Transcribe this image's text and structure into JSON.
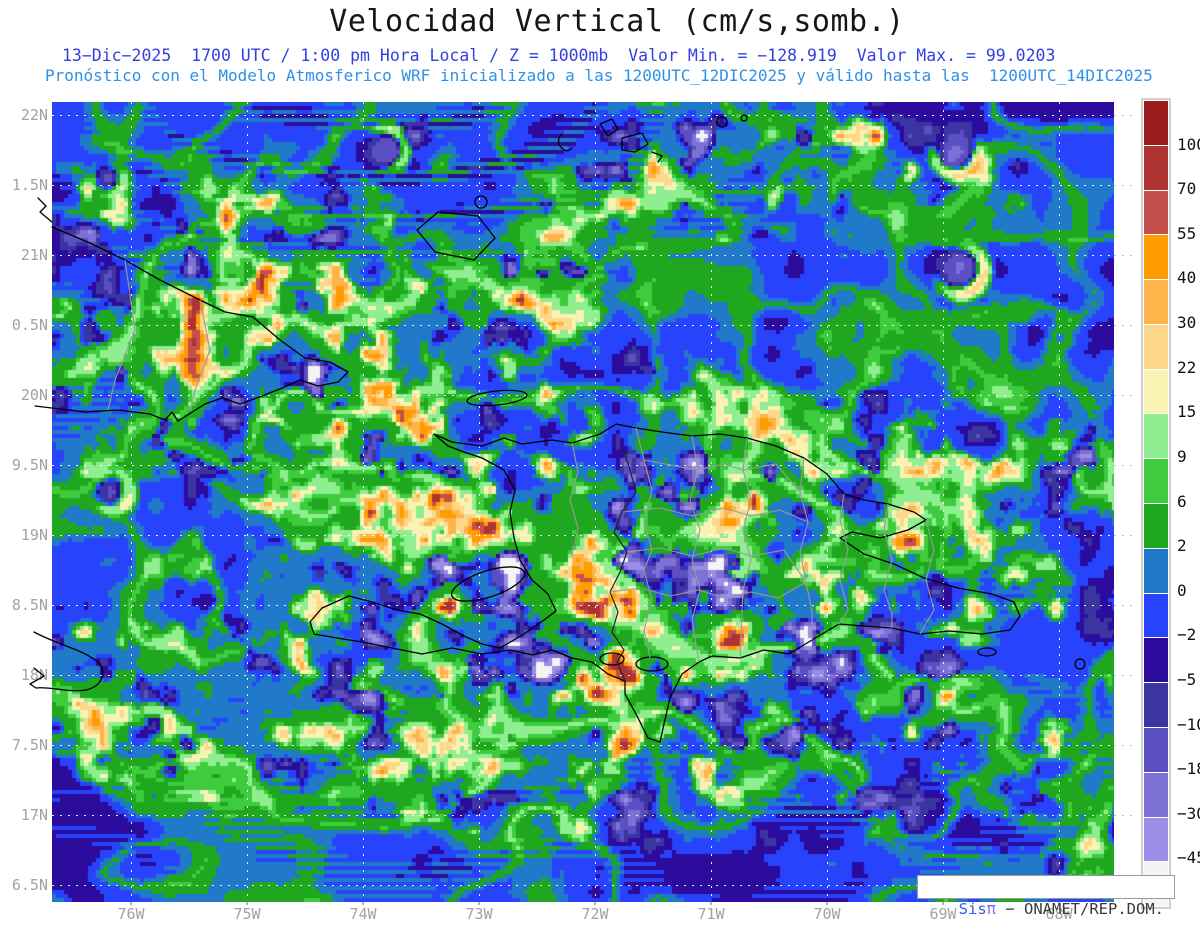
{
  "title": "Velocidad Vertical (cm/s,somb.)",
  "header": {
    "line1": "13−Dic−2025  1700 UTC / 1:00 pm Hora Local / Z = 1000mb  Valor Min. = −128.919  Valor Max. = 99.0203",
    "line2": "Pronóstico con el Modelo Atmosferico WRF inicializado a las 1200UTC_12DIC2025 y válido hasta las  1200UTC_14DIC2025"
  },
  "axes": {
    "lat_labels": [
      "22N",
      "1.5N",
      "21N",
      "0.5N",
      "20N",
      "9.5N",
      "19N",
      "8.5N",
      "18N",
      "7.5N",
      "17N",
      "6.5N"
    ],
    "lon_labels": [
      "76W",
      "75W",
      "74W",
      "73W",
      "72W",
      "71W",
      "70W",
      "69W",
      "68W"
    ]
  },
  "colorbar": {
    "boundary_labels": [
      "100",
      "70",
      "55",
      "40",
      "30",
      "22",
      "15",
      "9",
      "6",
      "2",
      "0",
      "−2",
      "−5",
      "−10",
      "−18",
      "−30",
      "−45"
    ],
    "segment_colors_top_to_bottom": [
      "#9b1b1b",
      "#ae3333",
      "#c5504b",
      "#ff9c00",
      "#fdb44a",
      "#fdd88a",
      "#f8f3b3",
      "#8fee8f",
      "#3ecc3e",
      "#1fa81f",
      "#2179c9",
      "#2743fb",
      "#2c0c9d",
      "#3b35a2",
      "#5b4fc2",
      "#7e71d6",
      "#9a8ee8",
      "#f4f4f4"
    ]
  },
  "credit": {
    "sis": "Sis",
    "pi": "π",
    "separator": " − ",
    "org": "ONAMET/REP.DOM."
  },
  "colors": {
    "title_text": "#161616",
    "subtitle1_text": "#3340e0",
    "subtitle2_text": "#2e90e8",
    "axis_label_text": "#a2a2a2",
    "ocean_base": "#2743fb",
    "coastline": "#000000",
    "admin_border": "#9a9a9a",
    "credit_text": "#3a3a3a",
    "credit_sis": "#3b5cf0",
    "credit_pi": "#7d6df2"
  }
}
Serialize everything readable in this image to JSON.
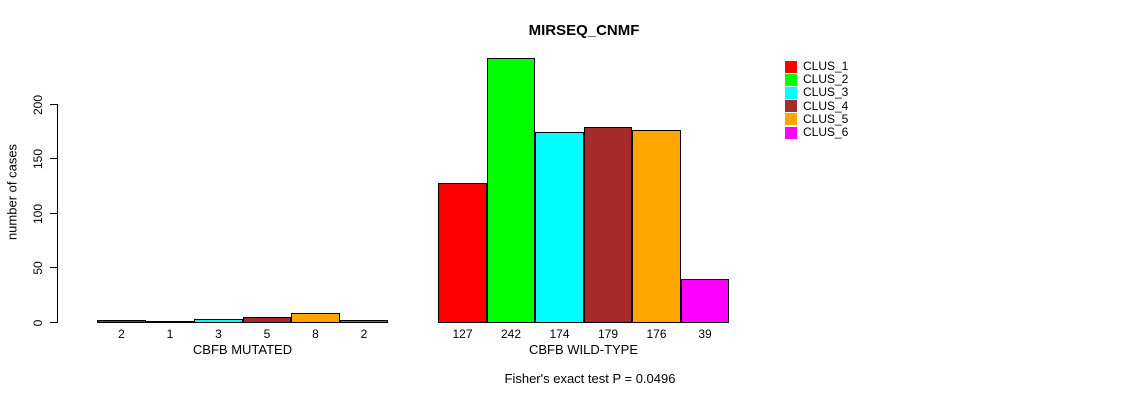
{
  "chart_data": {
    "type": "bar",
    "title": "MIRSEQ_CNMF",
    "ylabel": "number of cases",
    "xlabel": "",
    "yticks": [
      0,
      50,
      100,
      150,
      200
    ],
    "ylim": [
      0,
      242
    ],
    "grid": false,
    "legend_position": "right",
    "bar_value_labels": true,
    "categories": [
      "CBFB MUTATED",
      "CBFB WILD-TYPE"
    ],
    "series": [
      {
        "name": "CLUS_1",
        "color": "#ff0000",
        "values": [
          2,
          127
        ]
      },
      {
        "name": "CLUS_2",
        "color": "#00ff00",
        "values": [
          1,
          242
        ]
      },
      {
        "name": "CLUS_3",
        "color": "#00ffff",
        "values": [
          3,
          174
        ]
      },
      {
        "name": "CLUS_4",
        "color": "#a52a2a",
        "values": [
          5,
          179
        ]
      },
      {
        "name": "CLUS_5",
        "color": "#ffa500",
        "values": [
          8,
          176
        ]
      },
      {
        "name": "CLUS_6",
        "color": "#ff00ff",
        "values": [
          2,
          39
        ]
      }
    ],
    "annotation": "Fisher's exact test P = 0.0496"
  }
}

* * * *

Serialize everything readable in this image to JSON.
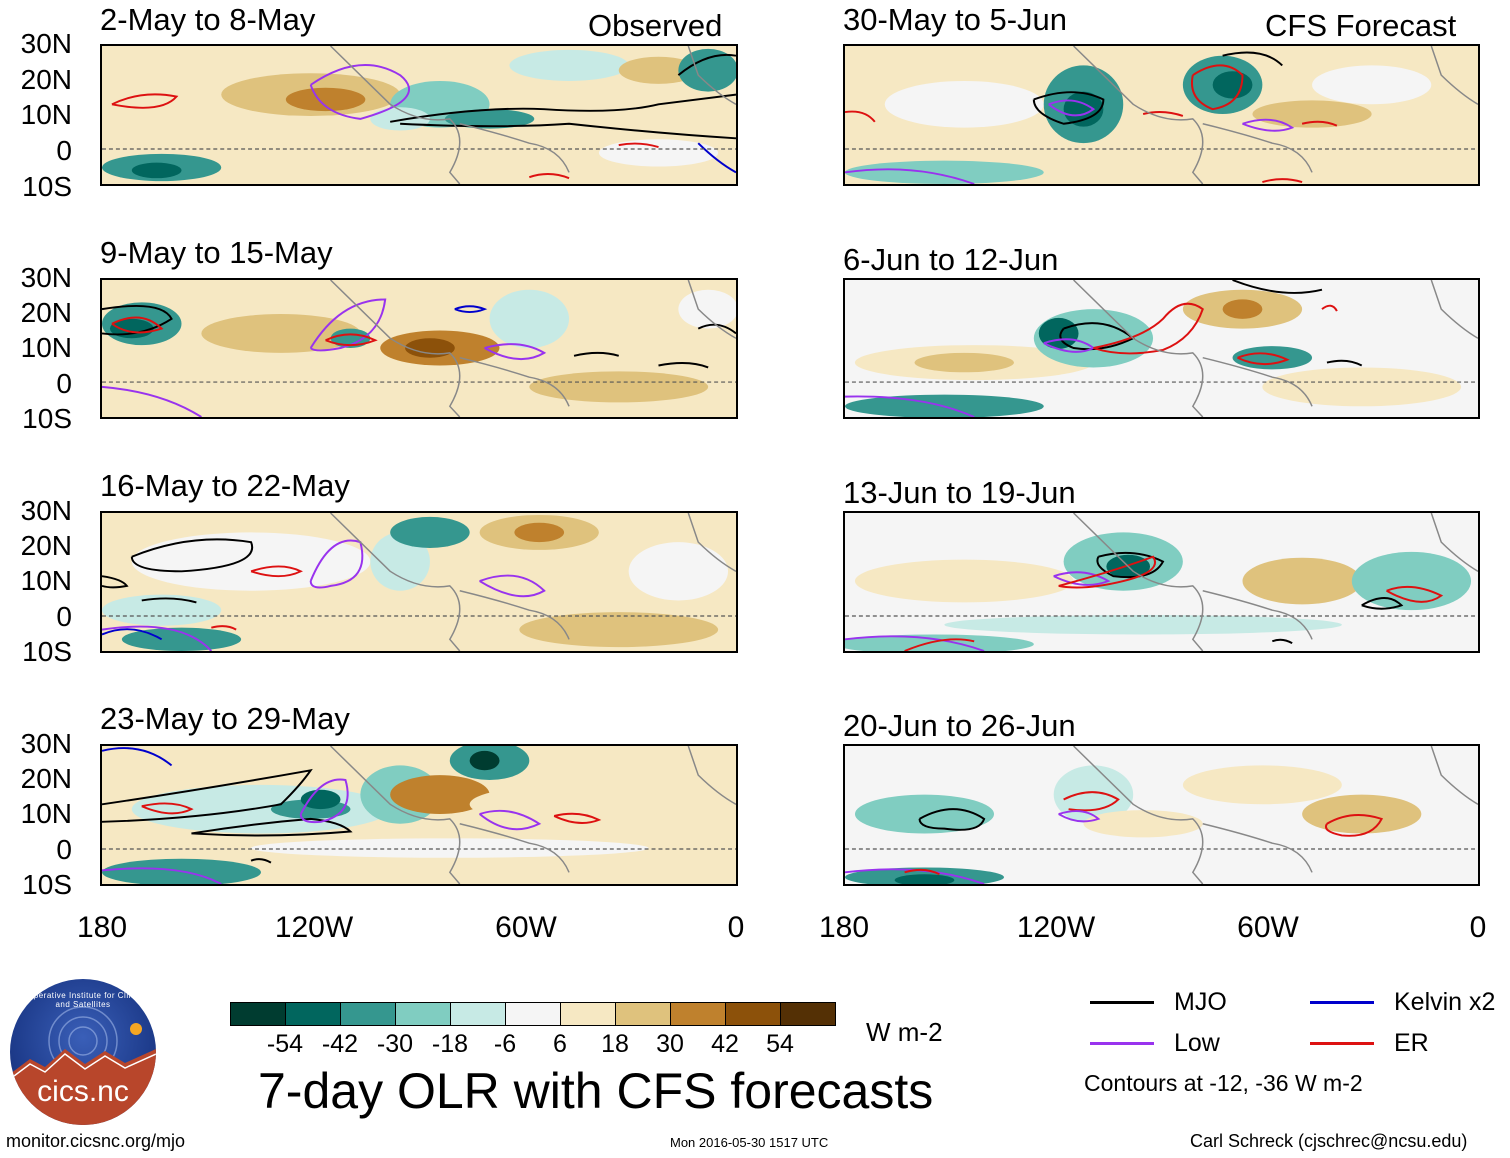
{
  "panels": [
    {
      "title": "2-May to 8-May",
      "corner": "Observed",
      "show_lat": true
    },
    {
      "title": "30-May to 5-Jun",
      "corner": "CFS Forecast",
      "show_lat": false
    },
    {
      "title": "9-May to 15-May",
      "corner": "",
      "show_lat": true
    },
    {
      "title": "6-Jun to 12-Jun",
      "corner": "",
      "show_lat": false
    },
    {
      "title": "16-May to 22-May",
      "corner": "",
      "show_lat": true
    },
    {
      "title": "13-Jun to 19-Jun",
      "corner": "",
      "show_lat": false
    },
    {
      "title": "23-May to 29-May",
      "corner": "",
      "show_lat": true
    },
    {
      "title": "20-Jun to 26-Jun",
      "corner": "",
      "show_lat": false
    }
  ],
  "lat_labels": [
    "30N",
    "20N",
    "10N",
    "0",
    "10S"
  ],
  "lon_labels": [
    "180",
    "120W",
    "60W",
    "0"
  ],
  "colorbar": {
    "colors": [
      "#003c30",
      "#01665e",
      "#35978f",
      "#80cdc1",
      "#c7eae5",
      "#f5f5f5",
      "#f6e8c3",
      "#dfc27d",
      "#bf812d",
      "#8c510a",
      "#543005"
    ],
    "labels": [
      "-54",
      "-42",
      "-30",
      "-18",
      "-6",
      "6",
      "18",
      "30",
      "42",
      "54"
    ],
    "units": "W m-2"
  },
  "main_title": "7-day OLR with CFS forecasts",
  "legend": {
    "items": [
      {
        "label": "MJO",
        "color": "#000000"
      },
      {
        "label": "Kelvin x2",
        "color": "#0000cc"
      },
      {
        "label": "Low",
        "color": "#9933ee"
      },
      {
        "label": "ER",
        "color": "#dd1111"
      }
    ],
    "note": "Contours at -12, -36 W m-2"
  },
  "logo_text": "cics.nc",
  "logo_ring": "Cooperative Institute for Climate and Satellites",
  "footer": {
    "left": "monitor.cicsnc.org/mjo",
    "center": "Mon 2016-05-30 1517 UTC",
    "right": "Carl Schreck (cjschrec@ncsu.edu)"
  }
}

* * * *

## Set task
Copy every line in the listing above where the string "right" turns up.

## Reply
    "legend_position": "right",
    "right": "Carl Schreck (cjschrec@ncsu.edu)"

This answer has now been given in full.